**Challenge**
Return every entry exactly.

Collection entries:
━━━━━━━━
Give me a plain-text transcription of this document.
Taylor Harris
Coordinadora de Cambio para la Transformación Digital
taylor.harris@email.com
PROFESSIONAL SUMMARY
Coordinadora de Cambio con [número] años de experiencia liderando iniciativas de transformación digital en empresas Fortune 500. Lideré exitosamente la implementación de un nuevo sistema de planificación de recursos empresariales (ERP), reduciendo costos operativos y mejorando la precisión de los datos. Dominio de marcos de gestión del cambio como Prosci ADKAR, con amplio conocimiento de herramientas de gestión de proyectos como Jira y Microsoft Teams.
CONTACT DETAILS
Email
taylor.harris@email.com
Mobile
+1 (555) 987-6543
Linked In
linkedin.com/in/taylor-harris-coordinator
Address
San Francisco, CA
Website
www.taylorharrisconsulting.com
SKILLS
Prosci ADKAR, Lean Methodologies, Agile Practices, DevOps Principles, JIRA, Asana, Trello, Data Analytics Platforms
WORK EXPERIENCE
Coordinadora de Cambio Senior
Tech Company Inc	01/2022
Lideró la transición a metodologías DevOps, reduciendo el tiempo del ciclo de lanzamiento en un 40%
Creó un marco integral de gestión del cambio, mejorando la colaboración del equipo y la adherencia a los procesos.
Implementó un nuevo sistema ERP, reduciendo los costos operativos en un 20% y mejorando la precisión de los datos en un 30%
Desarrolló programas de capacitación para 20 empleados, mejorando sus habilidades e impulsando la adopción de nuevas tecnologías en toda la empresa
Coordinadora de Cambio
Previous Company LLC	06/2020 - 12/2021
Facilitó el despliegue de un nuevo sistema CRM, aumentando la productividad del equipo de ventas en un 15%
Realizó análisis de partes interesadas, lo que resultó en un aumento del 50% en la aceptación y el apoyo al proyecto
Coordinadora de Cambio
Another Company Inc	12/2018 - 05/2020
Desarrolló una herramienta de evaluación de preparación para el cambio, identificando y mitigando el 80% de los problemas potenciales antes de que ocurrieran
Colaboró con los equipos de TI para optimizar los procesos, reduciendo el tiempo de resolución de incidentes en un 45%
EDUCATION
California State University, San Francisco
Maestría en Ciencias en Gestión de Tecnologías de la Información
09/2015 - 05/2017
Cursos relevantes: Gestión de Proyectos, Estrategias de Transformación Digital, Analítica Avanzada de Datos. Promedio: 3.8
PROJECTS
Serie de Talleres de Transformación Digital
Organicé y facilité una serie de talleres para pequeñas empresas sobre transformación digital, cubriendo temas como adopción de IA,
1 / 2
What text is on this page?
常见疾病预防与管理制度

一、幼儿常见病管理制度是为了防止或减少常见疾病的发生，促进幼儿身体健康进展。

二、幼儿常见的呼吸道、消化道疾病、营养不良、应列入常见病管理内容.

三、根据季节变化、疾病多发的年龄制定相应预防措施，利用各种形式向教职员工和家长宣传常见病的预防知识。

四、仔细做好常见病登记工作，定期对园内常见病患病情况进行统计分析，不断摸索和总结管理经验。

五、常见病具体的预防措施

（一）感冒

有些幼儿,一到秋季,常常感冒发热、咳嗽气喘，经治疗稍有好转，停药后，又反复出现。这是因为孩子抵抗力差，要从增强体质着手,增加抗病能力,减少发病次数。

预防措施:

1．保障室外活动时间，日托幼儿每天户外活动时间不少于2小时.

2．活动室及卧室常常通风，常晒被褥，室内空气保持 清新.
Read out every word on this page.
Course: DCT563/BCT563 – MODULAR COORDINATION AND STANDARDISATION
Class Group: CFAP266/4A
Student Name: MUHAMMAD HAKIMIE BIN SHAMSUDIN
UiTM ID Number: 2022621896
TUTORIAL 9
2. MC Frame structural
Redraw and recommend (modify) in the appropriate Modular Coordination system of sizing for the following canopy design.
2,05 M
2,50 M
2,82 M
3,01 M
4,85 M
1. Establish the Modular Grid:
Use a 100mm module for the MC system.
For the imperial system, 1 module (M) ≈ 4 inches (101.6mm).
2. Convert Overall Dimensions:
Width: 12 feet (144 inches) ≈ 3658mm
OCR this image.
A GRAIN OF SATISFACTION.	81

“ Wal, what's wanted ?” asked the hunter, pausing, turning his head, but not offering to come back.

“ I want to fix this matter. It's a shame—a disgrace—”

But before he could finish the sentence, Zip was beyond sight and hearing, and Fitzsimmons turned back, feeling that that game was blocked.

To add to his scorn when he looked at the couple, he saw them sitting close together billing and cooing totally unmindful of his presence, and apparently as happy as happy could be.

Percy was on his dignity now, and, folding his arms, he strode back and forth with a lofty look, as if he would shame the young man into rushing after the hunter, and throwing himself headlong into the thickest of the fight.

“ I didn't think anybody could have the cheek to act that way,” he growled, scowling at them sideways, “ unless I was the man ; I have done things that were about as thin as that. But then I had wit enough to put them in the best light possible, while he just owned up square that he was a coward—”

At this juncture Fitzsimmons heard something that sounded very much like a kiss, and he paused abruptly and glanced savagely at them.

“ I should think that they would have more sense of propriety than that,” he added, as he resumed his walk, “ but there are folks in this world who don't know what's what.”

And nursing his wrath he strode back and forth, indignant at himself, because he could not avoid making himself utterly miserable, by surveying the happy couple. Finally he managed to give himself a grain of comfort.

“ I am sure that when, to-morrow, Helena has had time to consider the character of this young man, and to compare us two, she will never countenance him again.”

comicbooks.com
━━━━━━━━
**Solution to the exercise**
Give me a plain-text transcription of this document.
Taylor Harris
Coordinadora de Cambio para la Transformación Digital
taylor.harris@email.com
PROFESSIONAL SUMMARY
Coordinadora de Cambio con [número] años de experiencia liderando iniciativas de transformación digital en empresas Fortune 500. Lideré exitosamente la implementación de un nuevo sistema de planificación de recursos empresariales (ERP), reduciendo costos operativos y mejorando la precisión de los datos. Dominio de marcos de gestión del cambio como Prosci ADKAR, con amplio conocimiento de herramientas de gestión de proyectos como Jira y Microsoft Teams.
CONTACT DETAILS
Email
taylor.harris@email.com
Mobile
+1 (555) 987-6543
Linked In
linkedin.com/in/taylor-harris-coordinator
Address
San Francisco, CA
Website
www.taylorharrisconsulting.com
SKILLS
Prosci ADKAR, Lean Methodologies, Agile Practices, DevOps Principles, JIRA, Asana, Trello, Data Analytics Platforms
WORK EXPERIENCE
Coordinadora de Cambio Senior
Tech Company Inc	01/2022
Lideró la transición a metodologías DevOps, reduciendo el tiempo del ciclo de lanzamiento en un 40%
Creó un marco integral de gestión del cambio, mejorando la colaboración del equipo y la adherencia a los procesos.
Implementó un nuevo sistema ERP, reduciendo los costos operativos en un 20% y mejorando la precisión de los datos en un 30%
Desarrolló programas de capacitación para 20 empleados, mejorando sus habilidades e impulsando la adopción de nuevas tecnologías en toda la empresa
Coordinadora de Cambio
Previous Company LLC	06/2020 - 12/2021
Facilitó el despliegue de un nuevo sistema CRM, aumentando la productividad del equipo de ventas en un 15%
Realizó análisis de partes interesadas, lo que resultó en un aumento del 50% en la aceptación y el apoyo al proyecto
Coordinadora de Cambio
Another Company Inc	12/2018 - 05/2020
Desarrolló una herramienta de evaluación de preparación para el cambio, identificando y mitigando el 80% de los problemas potenciales antes de que ocurrieran
Colaboró con los equipos de TI para optimizar los procesos, reduciendo el tiempo de resolución de incidentes en un 45%
EDUCATION
California State University, San Francisco
Maestría en Ciencias en Gestión de Tecnologías de la Información
09/2015 - 05/2017
Cursos relevantes: Gestión de Proyectos, Estrategias de Transformación Digital, Analítica Avanzada de Datos. Promedio: 3.8
PROJECTS
Serie de Talleres de Transformación Digital
Organicé y facilité una serie de talleres para pequeñas empresas sobre transformación digital, cubriendo temas como adopción de IA,
1 / 2
What text is on this page?
常见疾病预防与管理制度

一、幼儿常见病管理制度是为了防止或减少常见疾病的发生，促进幼儿身体健康进展。

二、幼儿常见的呼吸道、消化道疾病、营养不良、应列入常见病管理内容.

三、根据季节变化、疾病多发的年龄制定相应预防措施，利用各种形式向教职员工和家长宣传常见病的预防知识。

四、仔细做好常见病登记工作，定期对园内常见病患病情况进行统计分析，不断摸索和总结管理经验。

五、常见病具体的预防措施

（一）感冒

有些幼儿,一到秋季,常常感冒发热、咳嗽气喘，经治疗稍有好转，停药后，又反复出现。这是因为孩子抵抗力差，要从增强体质着手,增加抗病能力,减少发病次数。

预防措施:

1．保障室外活动时间，日托幼儿每天户外活动时间不少于2小时.

2．活动室及卧室常常通风，常晒被褥，室内空气保持 清新.
Read out every word on this page.
Course: DCT563/BCT563 – MODULAR COORDINATION AND STANDARDISATION
Class Group: CFAP266/4A
Student Name: MUHAMMAD HAKIMIE BIN SHAMSUDIN
UiTM ID Number: 2022621896
TUTORIAL 9
2. MC Frame structural
Redraw and recommend (modify) in the appropriate Modular Coordination system of sizing for the following canopy design.
2,05 M
2,50 M
2,82 M
3,01 M
4,85 M
1. Establish the Modular Grid:
Use a 100mm module for the MC system.
For the imperial system, 1 module (M) ≈ 4 inches (101.6mm).
2. Convert Overall Dimensions:
Width: 12 feet (144 inches) ≈ 3658mm
OCR this image.
A GRAIN OF SATISFACTION.	81

“ Wal, what's wanted ?” asked the hunter, pausing, turning his head, but not offering to come back.

“ I want to fix this matter. It's a shame—a disgrace—”

But before he could finish the sentence, Zip was beyond sight and hearing, and Fitzsimmons turned back, feeling that that game was blocked.

To add to his scorn when he looked at the couple, he saw them sitting close together billing and cooing totally unmindful of his presence, and apparently as happy as happy could be.

Percy was on his dignity now, and, folding his arms, he strode back and forth with a lofty look, as if he would shame the young man into rushing after the hunter, and throwing himself headlong into the thickest of the fight.

“ I didn't think anybody could have the cheek to act that way,” he growled, scowling at them sideways, “ unless I was the man ; I have done things that were about as thin as that. But then I had wit enough to put them in the best light possible, while he just owned up square that he was a coward—”

At this juncture Fitzsimmons heard something that sounded very much like a kiss, and he paused abruptly and glanced savagely at them.

“ I should think that they would have more sense of propriety than that,” he added, as he resumed his walk, “ but there are folks in this world who don't know what's what.”

And nursing his wrath he strode back and forth, indignant at himself, because he could not avoid making himself utterly miserable, by surveying the happy couple. Finally he managed to give himself a grain of comfort.

“ I am sure that when, to-morrow, Helena has had time to consider the character of this young man, and to compare us two, she will never countenance him again.”

comicbooks.com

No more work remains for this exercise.